PROBLEM REQUIREMENTS → Rewrite the material below, changing each instance of "deco-square" to "decorative-square". Keep everything else the same.

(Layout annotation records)
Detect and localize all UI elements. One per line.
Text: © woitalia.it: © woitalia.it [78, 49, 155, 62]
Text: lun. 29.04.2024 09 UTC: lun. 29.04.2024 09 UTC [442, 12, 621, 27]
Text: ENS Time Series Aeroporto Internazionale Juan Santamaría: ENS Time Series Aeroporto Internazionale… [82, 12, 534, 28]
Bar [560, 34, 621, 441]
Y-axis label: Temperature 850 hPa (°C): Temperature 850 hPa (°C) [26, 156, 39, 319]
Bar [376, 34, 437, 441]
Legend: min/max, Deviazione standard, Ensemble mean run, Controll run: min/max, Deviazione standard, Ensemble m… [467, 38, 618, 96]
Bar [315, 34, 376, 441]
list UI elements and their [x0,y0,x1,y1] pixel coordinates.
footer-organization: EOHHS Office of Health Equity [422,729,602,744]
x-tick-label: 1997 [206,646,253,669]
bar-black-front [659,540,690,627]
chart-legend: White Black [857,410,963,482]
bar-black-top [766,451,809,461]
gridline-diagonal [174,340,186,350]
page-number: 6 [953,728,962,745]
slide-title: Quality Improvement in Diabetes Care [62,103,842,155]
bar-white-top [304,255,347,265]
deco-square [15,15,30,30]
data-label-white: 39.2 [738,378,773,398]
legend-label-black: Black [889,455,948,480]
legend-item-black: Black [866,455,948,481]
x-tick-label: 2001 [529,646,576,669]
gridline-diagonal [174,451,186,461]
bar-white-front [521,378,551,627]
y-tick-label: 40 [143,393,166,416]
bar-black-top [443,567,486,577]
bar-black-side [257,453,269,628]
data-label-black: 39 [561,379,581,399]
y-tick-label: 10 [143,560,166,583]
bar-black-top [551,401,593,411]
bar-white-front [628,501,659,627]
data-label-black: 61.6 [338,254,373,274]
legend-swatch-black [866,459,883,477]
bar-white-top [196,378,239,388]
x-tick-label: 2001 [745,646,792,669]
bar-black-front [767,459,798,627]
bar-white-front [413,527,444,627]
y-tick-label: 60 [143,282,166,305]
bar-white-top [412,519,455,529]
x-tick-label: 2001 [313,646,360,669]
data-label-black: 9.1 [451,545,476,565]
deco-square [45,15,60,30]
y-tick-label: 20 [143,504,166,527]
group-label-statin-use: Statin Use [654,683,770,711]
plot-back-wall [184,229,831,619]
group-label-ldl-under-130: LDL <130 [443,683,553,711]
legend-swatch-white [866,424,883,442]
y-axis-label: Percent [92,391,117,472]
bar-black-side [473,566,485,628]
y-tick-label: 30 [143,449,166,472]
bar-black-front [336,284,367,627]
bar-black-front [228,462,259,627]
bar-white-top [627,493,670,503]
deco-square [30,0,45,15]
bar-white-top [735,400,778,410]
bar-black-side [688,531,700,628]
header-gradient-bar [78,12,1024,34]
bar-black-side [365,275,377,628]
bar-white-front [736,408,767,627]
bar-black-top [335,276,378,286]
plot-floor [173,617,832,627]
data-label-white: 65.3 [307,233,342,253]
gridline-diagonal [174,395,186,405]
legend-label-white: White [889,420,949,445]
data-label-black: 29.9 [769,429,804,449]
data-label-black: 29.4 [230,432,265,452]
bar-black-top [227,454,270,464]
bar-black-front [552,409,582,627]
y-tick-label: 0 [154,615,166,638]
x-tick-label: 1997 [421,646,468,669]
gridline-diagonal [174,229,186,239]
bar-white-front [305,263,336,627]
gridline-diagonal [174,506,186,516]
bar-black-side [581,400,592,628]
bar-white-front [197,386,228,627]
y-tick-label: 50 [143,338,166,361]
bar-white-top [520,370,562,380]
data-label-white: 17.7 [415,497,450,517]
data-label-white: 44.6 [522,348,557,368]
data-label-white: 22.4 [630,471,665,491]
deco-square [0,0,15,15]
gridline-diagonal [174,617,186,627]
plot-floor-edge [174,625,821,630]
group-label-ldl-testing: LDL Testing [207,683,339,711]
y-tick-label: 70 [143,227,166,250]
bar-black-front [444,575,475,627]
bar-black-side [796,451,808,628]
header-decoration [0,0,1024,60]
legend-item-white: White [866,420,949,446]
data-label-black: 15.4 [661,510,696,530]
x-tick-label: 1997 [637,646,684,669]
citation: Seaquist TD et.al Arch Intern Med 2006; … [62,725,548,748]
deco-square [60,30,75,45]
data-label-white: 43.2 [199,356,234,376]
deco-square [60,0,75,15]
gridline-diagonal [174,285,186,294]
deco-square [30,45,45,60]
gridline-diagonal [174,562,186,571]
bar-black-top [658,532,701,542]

COMPLETE ANSWER →
Detect and localize all UI elements. One per line.
Text: © woitalia.it: © woitalia.it [78, 49, 155, 62]
Text: lun. 29.04.2024 09 UTC: lun. 29.04.2024 09 UTC [442, 12, 621, 27]
Text: ENS Time Series Aeroporto Internazionale Juan Santamaría: ENS Time Series Aeroporto Internazionale… [82, 12, 534, 28]
Bar [560, 34, 621, 441]
Y-axis label: Temperature 850 hPa (°C): Temperature 850 hPa (°C) [26, 156, 39, 319]
Bar [376, 34, 437, 441]
Legend: min/max, Deviazione standard, Ensemble mean run, Controll run: min/max, Deviazione standard, Ensemble m… [467, 38, 618, 96]
Bar [315, 34, 376, 441]
list UI elements and their [x0,y0,x1,y1] pixel coordinates.
footer-organization: EOHHS Office of Health Equity [422,729,602,744]
x-tick-label: 1997 [206,646,253,669]
bar-black-front [659,540,690,627]
chart-legend: White Black [857,410,963,482]
bar-black-top [766,451,809,461]
gridline-diagonal [174,340,186,350]
page-number: 6 [953,728,962,745]
slide-title: Quality Improvement in Diabetes Care [62,103,842,155]
bar-white-top [304,255,347,265]
decorative-square [15,15,30,30]
data-label-white: 39.2 [738,378,773,398]
legend-label-black: Black [889,455,948,480]
legend-item-black: Black [866,455,948,481]
x-tick-label: 2001 [529,646,576,669]
gridline-diagonal [174,451,186,461]
bar-white-front [521,378,551,627]
y-tick-label: 40 [143,393,166,416]
bar-black-top [443,567,486,577]
bar-black-side [257,453,269,628]
data-label-black: 39 [561,379,581,399]
y-tick-label: 10 [143,560,166,583]
bar-black-top [551,401,593,411]
bar-white-front [628,501,659,627]
data-label-black: 61.6 [338,254,373,274]
legend-swatch-black [866,459,883,477]
bar-white-top [196,378,239,388]
x-tick-label: 2001 [745,646,792,669]
bar-black-front [767,459,798,627]
bar-white-front [413,527,444,627]
y-tick-label: 60 [143,282,166,305]
bar-white-top [412,519,455,529]
x-tick-label: 2001 [313,646,360,669]
data-label-black: 9.1 [451,545,476,565]
decorative-square [45,15,60,30]
y-tick-label: 20 [143,504,166,527]
group-label-statin-use: Statin Use [654,683,770,711]
plot-back-wall [184,229,831,619]
group-label-ldl-under-130: LDL <130 [443,683,553,711]
legend-swatch-white [866,424,883,442]
y-axis-label: Percent [92,391,117,472]
bar-black-side [473,566,485,628]
y-tick-label: 30 [143,449,166,472]
bar-black-front [336,284,367,627]
bar-black-front [228,462,259,627]
bar-white-top [627,493,670,503]
decorative-square [30,0,45,15]
bar-white-top [735,400,778,410]
bar-black-side [688,531,700,628]
header-gradient-bar [78,12,1024,34]
bar-black-side [365,275,377,628]
bar-white-front [736,408,767,627]
bar-black-top [335,276,378,286]
plot-floor [173,617,832,627]
data-label-white: 65.3 [307,233,342,253]
gridline-diagonal [174,395,186,405]
legend-label-white: White [889,420,949,445]
data-label-black: 29.9 [769,429,804,449]
data-label-black: 29.4 [230,432,265,452]
bar-black-top [227,454,270,464]
bar-black-front [552,409,582,627]
y-tick-label: 0 [154,615,166,638]
x-tick-label: 1997 [421,646,468,669]
gridline-diagonal [174,229,186,239]
bar-white-front [305,263,336,627]
gridline-diagonal [174,506,186,516]
bar-black-side [581,400,592,628]
bar-white-front [197,386,228,627]
y-tick-label: 50 [143,338,166,361]
bar-white-top [520,370,562,380]
data-label-white: 17.7 [415,497,450,517]
data-label-white: 44.6 [522,348,557,368]
data-label-white: 22.4 [630,471,665,491]
decorative-square [0,0,15,15]
gridline-diagonal [174,617,186,627]
plot-floor-edge [174,625,821,630]
group-label-ldl-testing: LDL Testing [207,683,339,711]
y-tick-label: 70 [143,227,166,250]
bar-black-front [444,575,475,627]
bar-black-side [796,451,808,628]
header-decoration [0,0,1024,60]
legend-item-white: White [866,420,949,446]
data-label-black: 15.4 [661,510,696,530]
x-tick-label: 1997 [637,646,684,669]
citation: Seaquist TD et.al Arch Intern Med 2006; … [62,725,548,748]
decorative-square [60,30,75,45]
data-label-white: 43.2 [199,356,234,376]
decorative-square [60,0,75,15]
gridline-diagonal [174,285,186,294]
decorative-square [30,45,45,60]
gridline-diagonal [174,562,186,571]
bar-black-top [658,532,701,542]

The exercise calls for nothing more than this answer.